■ What is required ■
Only lines holding the word "text" should be copied from the material.

━━━━━ Task inputs ━━━━━

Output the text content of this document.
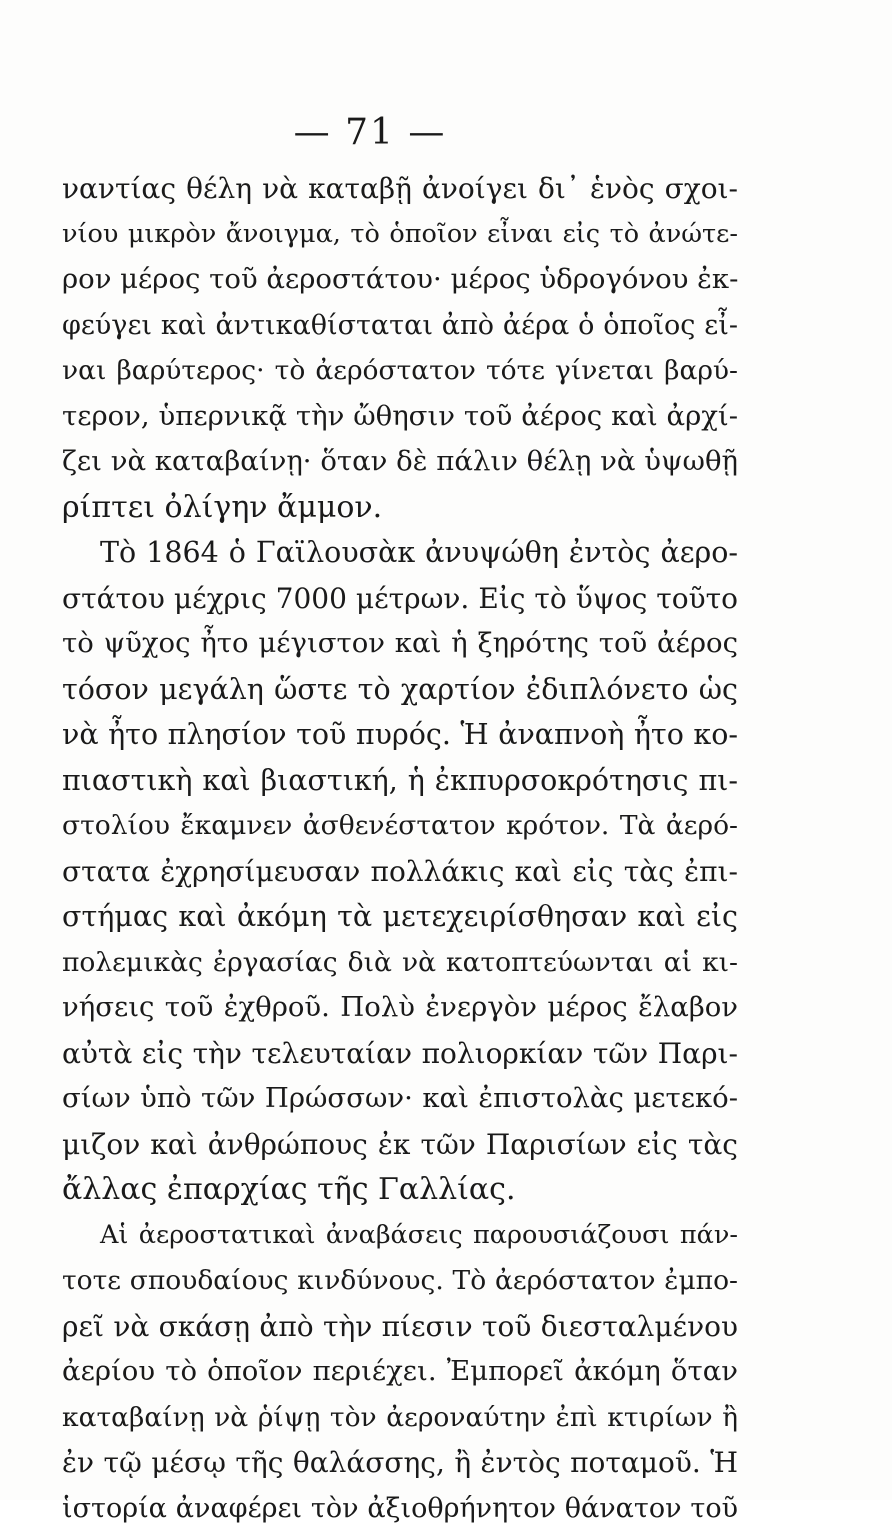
— 71 —
ναντίας θέλη νὰ καταβῇ ἀνοίγει δι᾽ ἑνὸς σχοι-
νίου μικρὸν ἄνοιγμα, τὸ ὁποῖον εἶναι εἰς τὸ ἀνώτε-
ρον μέρος τοῦ ἀεροστάτου· μέρος ὑδρογόνου ἐκ-
φεύγει καὶ ἀντικαθίσταται ἀπὸ ἀέρα ὁ ὁποῖος εἶ-
ναι βαρύτερος· τὸ ἀερόστατον τότε γίνεται βαρύ-
τερον, ὑπερνικᾷ τὴν ὤθησιν τοῦ ἀέρος καὶ ἀρχί-
ζει νὰ καταβαίνῃ· ὅταν δὲ πάλιν θέλῃ νὰ ὑψωθῇ
ρίπτει ὀλίγην ἄμμον.
Τὸ 1864 ὁ Γαϊλουσὰκ ἀνυψώθη ἐντὸς ἀερο-
στάτου μέχρις 7000 μέτρων. Εἰς τὸ ὕψος τοῦτο
τὸ ψῦχος ἦτο μέγιστον καὶ ἡ ξηρότης τοῦ ἀέρος
τόσον μεγάλη ὥστε τὸ χαρτίον ἐδιπλόνετο ὡς
νὰ ἦτο πλησίον τοῦ πυρός. Ἡ ἀναπνοὴ ἦτο κο-
πιαστικὴ καὶ βιαστική, ἡ ἐκπυρσοκρότησις πι-
στολίου ἔκαμνεν ἀσθενέστατον κρότον. Τὰ ἀερό-
στατα ἐχρησίμευσαν πολλάκις καὶ εἰς τὰς ἐπι-
στήμας καὶ ἀκόμη τὰ μετεχειρίσθησαν καὶ εἰς
πολεμικὰς ἐργασίας διὰ νὰ κατοπτεύωνται αἱ κι-
νήσεις τοῦ ἐχθροῦ. Πολὺ ἐνεργὸν μέρος ἔλαβον
αὐτὰ εἰς τὴν τελευταίαν πολιορκίαν τῶν Παρι-
σίων ὑπὸ τῶν Πρώσσων· καὶ ἐπιστολὰς μετεκό-
μιζον καὶ ἀνθρώπους ἐκ τῶν Παρισίων εἰς τὰς
ἄλλας ἐπαρχίας τῆς Γαλλίας.
Αἱ ἀεροστατικαὶ ἀναβάσεις παρουσιάζουσι πάν-
τοτε σπουδαίους κινδύνους. Τὸ ἀερόστατον ἐμπο-
ρεῖ νὰ σκάσῃ ἀπὸ τὴν πίεσιν τοῦ διεσταλμένου
ἀερίου τὸ ὁποῖον περιέχει. Ἐμπορεῖ ἀκόμη ὅταν
καταβαίνῃ νὰ ῥίψῃ τὸν ἀεροναύτην ἐπὶ κτιρίων ἢ
ἐν τῷ μέσῳ τῆς θαλάσσης, ἢ ἐντὸς ποταμοῦ. Ἡ
ἱστορία ἀναφέρει τὸν ἀξιοθρήνητον θάνατον τοῦ
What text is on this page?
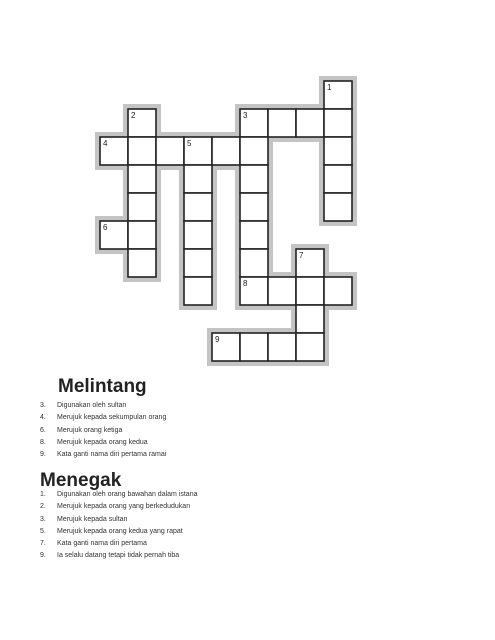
1
2	3
4	5
6
7
8
9
Melintang
3.	Digunakan oleh sultan
4.	Merujuk kepada sekumpulan orang
6.	Merujuk orang ketiga
8.	Merujuk kepada orang kedua
9.	Kata ganti nama diri pertama ramai
Menegak
1.	Digunakan oleh orang bawahan dalam istana
2.	Merujuk kepada orang yang berkedudukan
3.	Merujuk kepada sultan
5.	Merujuk kepada orang kedua yang rapat
7.	Kata ganti nama diri pertama
9.	Ia selalu datang tetapi tidak pernah tiba
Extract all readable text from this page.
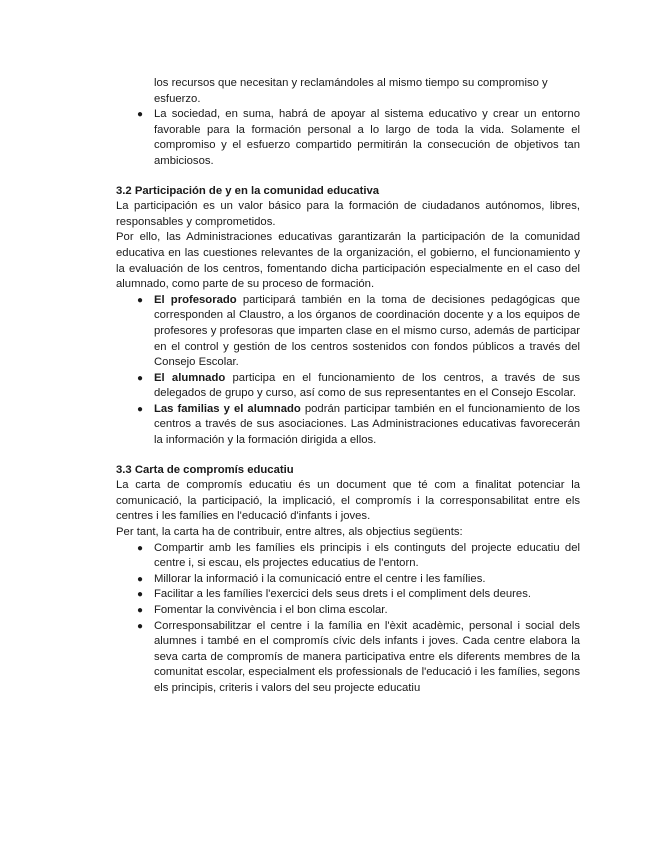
los recursos que necesitan y reclamándoles al mismo tiempo su compromiso y esfuerzo.
● La sociedad, en suma, habrá de apoyar al sistema educativo y crear un entorno favorable para la formación personal a lo largo de toda la vida. Solamente el compromiso y el esfuerzo compartido permitirán la consecución de objetivos tan ambiciosos.
3.2 Participación de y en la comunidad educativa

La participación es un valor básico para la formación de ciudadanos autónomos, libres, responsables y comprometidos.

Por ello, las Administraciones educativas garantizarán la participación de la comunidad educativa en las cuestiones relevantes de la organización, el gobierno, el funcionamiento y la evaluación de los centros, fomentando dicha participación especialmente en el caso del alumnado, como parte de su proceso de formación.

● El profesorado participará también en la toma de decisiones pedagógicas que corresponden al Claustro, a los órganos de coordinación docente y a los equipos de profesores y profesoras que imparten clase en el mismo curso, además de participar en el control y gestión de los centros sostenidos con fondos públicos a través del Consejo Escolar.
● El alumnado participa en el funcionamiento de los centros, a través de sus delegados de grupo y curso, así como de sus representantes en el Consejo Escolar.
● Las familias y el alumnado podrán participar también en el funcionamiento de los centros a través de sus asociaciones. Las Administraciones educativas favorecerán la información y la formación dirigida a ellos.
3.3 Carta de compromís educatiu

La carta de compromís educatiu és un document que té com a finalitat potenciar la comunicació, la participació, la implicació, el compromís i la corresponsabilitat entre els centres i les famílies en l'educació d'infants i joves.

Per tant, la carta ha de contribuir, entre altres, als objectius següents:

● Compartir amb les famílies els principis i els continguts del projecte educatiu del centre i, si escau, els projectes educatius de l'entorn.
● Millorar la informació i la comunicació entre el centre i les famílies.
● Facilitar a les famílies l'exercici dels seus drets i el compliment dels deures.
● Fomentar la convivència i el bon clima escolar.
● Corresponsabilitzar el centre i la família en l'èxit acadèmic, personal i social dels alumnes i també en el compromís cívic dels infants i joves. Cada centre elabora la seva carta de compromís de manera participativa entre els diferents membres de la comunitat escolar, especialment els professionals de l'educació i les famílies, segons els principis, criteris i valors del seu projecte educatiu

━━━━━

■ Reply ■
Output the text content of this document.
What text is on this page?
Extract all readable text from this page.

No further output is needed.